OBJECTIVE: Only the number is wanted: how many lines hold the word "located"?
[start of EXTRACTED MATERIAL]
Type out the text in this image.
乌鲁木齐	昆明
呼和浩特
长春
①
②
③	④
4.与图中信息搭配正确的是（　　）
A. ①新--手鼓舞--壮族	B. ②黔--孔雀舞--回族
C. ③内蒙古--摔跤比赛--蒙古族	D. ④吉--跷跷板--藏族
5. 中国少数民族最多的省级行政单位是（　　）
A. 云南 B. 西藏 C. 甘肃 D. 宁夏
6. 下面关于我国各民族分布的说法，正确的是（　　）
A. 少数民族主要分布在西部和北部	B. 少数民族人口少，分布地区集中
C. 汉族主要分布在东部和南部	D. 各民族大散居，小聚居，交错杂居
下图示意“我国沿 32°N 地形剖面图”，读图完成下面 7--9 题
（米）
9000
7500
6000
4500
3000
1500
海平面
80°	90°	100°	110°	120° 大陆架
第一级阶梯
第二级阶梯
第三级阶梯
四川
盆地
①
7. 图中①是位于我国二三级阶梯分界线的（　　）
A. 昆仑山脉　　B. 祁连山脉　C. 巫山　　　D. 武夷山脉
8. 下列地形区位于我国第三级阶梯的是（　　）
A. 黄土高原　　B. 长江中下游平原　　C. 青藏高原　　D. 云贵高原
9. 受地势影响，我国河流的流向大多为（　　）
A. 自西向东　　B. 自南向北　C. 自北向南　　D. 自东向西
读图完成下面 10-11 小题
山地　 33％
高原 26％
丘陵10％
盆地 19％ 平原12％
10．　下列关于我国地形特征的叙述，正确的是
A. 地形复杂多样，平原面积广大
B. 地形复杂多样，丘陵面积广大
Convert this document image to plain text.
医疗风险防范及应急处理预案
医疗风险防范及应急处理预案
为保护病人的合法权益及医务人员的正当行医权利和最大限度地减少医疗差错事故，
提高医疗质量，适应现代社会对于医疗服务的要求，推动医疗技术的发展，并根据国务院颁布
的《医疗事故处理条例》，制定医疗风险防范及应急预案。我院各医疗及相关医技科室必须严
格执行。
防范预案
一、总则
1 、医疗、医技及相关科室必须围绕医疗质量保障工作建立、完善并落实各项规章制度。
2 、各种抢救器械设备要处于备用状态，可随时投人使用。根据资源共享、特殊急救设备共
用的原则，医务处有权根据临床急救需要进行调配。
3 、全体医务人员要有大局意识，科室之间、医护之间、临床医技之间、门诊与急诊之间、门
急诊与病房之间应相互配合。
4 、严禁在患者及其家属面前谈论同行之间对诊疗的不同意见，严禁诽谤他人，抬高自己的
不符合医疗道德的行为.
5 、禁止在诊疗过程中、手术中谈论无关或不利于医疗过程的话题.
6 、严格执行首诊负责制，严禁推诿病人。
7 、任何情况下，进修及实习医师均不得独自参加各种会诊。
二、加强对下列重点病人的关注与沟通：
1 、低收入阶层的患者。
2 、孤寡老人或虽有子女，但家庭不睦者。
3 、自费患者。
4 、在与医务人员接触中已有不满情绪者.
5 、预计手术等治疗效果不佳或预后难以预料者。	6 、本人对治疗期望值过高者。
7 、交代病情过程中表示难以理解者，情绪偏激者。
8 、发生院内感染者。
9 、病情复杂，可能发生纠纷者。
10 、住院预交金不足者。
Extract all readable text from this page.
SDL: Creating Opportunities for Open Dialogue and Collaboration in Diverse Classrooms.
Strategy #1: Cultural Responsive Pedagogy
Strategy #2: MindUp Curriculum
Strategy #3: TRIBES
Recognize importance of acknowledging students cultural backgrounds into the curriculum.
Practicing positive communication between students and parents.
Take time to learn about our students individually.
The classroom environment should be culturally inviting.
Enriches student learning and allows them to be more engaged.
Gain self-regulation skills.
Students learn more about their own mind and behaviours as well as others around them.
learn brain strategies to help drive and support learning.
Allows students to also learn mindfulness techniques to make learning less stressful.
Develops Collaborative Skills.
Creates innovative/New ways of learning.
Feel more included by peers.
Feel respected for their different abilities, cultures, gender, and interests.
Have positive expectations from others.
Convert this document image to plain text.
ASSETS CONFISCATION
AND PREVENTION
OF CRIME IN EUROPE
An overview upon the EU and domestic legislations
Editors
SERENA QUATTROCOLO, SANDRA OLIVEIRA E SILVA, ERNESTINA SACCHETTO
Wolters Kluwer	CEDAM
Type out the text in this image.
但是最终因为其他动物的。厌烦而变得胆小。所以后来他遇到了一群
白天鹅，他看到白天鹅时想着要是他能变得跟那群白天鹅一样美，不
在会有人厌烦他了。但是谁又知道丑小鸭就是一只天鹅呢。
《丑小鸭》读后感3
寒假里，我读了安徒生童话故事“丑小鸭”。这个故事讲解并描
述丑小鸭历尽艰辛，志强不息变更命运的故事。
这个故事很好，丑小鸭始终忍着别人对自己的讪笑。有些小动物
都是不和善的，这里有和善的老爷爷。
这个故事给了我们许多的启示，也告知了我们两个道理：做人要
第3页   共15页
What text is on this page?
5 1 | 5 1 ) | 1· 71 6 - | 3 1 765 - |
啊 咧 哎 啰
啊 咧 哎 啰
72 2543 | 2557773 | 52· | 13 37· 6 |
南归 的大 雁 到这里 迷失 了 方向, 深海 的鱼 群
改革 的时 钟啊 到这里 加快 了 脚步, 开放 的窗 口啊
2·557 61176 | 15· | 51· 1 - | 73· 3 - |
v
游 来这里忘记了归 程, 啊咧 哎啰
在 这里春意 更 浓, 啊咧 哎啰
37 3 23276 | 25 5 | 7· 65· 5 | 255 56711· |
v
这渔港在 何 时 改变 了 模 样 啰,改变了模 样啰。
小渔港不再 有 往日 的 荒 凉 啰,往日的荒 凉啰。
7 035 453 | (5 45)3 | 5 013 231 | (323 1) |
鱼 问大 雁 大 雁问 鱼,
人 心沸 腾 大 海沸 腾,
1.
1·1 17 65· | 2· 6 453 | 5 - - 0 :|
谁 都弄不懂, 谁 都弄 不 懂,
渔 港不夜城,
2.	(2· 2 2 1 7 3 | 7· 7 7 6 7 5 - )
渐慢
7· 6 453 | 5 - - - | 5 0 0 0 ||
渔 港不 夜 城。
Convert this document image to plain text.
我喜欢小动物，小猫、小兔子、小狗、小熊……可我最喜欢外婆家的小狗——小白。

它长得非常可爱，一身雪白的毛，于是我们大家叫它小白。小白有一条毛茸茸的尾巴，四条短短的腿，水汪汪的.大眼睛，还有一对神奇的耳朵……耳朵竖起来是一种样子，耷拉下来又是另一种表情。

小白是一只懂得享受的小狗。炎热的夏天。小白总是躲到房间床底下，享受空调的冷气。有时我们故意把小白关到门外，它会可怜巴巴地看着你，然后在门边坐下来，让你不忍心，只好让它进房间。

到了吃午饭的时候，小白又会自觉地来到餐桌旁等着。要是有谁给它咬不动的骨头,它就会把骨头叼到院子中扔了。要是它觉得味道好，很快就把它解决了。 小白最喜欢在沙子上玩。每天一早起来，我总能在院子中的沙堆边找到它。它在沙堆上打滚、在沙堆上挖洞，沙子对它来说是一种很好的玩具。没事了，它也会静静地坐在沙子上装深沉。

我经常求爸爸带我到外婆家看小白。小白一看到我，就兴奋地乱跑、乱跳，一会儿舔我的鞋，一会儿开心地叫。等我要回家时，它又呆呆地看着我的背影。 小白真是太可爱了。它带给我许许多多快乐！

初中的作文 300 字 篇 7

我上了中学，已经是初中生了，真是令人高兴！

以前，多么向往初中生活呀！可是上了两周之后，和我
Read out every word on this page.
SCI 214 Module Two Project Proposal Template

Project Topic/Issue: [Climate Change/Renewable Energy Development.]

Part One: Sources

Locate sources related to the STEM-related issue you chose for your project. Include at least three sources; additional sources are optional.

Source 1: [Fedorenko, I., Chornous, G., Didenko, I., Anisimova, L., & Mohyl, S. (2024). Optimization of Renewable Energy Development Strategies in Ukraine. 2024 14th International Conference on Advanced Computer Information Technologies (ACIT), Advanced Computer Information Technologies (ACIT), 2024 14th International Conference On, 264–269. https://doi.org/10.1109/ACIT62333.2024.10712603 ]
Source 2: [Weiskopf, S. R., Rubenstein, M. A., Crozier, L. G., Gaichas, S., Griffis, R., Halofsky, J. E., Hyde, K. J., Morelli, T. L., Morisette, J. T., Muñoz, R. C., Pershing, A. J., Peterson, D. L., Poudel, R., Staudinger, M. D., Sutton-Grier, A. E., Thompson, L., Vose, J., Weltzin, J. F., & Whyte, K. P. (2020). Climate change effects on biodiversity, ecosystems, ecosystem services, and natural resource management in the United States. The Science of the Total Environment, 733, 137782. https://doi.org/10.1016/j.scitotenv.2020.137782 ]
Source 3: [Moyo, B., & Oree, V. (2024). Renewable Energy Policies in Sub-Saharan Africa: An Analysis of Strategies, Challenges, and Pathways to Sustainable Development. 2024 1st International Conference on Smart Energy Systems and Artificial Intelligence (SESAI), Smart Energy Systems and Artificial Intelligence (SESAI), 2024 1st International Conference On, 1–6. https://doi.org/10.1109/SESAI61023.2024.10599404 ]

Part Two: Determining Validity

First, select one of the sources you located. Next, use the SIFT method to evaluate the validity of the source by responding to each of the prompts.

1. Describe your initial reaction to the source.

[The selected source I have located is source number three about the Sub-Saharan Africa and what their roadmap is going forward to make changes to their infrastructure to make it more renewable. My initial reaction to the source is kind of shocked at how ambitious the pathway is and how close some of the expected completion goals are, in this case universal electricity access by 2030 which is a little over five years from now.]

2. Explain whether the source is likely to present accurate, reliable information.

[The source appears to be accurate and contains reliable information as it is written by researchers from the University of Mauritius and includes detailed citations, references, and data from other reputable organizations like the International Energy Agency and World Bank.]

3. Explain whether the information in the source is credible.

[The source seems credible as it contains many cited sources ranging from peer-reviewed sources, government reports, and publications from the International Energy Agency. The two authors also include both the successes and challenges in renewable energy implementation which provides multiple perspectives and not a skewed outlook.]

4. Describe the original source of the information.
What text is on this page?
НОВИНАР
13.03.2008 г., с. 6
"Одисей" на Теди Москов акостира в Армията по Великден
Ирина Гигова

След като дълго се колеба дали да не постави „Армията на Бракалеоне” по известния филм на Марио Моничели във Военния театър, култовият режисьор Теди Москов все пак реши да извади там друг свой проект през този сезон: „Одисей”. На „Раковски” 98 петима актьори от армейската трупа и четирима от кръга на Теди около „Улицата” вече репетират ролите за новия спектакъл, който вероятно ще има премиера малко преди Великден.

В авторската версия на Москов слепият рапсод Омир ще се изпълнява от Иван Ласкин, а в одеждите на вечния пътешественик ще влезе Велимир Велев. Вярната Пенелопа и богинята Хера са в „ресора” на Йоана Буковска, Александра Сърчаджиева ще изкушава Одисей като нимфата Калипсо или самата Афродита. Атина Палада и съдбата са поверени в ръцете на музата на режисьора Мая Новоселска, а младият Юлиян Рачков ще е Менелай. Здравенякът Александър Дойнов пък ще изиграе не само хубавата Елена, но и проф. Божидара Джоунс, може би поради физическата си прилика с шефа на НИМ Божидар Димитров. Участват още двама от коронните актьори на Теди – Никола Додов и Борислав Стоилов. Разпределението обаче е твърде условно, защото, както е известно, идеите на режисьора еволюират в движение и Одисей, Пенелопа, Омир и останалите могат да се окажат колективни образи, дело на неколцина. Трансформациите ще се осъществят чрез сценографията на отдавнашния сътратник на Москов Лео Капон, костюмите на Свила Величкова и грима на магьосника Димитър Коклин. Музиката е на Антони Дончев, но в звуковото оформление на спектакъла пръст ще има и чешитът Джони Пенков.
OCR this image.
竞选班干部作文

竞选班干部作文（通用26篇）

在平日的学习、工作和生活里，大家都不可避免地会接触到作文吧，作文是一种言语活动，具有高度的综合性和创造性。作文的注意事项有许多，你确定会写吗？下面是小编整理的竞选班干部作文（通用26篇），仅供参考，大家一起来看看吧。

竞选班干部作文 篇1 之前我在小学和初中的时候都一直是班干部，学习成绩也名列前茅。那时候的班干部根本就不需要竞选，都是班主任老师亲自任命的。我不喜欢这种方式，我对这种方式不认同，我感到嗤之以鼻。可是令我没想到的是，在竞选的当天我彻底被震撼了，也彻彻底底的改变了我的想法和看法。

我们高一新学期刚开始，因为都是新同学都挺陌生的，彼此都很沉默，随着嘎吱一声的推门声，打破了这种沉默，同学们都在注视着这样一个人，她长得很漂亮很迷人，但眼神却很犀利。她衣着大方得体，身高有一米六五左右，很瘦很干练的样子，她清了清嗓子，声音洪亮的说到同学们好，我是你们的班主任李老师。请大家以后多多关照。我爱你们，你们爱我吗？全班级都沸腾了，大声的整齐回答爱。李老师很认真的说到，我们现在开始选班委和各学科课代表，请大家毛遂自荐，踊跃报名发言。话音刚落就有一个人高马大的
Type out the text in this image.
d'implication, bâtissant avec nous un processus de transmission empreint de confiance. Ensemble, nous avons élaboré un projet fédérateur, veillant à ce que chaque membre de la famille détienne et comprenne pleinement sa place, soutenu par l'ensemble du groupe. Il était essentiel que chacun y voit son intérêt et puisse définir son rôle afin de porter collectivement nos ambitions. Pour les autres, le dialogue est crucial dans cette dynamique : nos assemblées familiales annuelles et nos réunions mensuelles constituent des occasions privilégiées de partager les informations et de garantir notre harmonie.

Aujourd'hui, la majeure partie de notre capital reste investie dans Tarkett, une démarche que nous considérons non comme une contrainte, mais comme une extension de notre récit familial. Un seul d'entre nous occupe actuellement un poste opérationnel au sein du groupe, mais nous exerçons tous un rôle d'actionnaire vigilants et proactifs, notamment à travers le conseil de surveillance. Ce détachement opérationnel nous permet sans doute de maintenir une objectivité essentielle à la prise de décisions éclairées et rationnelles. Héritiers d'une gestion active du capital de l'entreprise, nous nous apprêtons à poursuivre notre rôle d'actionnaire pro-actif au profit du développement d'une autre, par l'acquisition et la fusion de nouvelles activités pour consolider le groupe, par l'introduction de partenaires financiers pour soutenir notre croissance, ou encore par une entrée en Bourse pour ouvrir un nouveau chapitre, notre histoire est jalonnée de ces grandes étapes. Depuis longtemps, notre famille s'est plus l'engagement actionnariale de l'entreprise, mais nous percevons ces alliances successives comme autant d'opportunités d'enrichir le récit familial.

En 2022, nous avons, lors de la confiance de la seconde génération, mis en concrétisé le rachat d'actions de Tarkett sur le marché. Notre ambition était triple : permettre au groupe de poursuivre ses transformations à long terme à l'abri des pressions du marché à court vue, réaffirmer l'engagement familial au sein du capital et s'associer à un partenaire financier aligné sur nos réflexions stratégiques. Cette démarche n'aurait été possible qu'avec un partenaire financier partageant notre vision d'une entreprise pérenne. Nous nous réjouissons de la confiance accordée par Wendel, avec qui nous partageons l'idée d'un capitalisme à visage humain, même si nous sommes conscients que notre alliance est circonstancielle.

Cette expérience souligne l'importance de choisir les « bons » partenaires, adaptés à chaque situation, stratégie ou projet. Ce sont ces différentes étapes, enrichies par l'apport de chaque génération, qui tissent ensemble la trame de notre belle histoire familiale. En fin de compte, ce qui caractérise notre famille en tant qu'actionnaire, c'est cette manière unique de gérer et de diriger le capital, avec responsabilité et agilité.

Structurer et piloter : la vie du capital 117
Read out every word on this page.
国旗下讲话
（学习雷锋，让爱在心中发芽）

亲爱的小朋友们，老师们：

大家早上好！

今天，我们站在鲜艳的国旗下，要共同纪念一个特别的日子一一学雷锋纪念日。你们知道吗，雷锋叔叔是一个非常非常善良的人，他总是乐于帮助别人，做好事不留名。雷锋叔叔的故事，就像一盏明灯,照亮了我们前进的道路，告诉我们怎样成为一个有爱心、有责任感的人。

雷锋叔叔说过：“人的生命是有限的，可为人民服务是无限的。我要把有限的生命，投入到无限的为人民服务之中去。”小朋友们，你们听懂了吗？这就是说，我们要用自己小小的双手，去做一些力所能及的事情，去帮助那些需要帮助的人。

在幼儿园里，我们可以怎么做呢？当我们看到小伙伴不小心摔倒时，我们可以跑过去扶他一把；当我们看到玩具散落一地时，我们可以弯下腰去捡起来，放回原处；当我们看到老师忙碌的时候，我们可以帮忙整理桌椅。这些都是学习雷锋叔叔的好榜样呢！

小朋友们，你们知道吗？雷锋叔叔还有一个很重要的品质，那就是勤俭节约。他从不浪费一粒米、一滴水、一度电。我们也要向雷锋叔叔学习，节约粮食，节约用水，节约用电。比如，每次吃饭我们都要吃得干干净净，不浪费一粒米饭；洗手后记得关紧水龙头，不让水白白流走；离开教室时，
[end of EXTRACTED MATERIAL]
WORKED SOLUTION: 2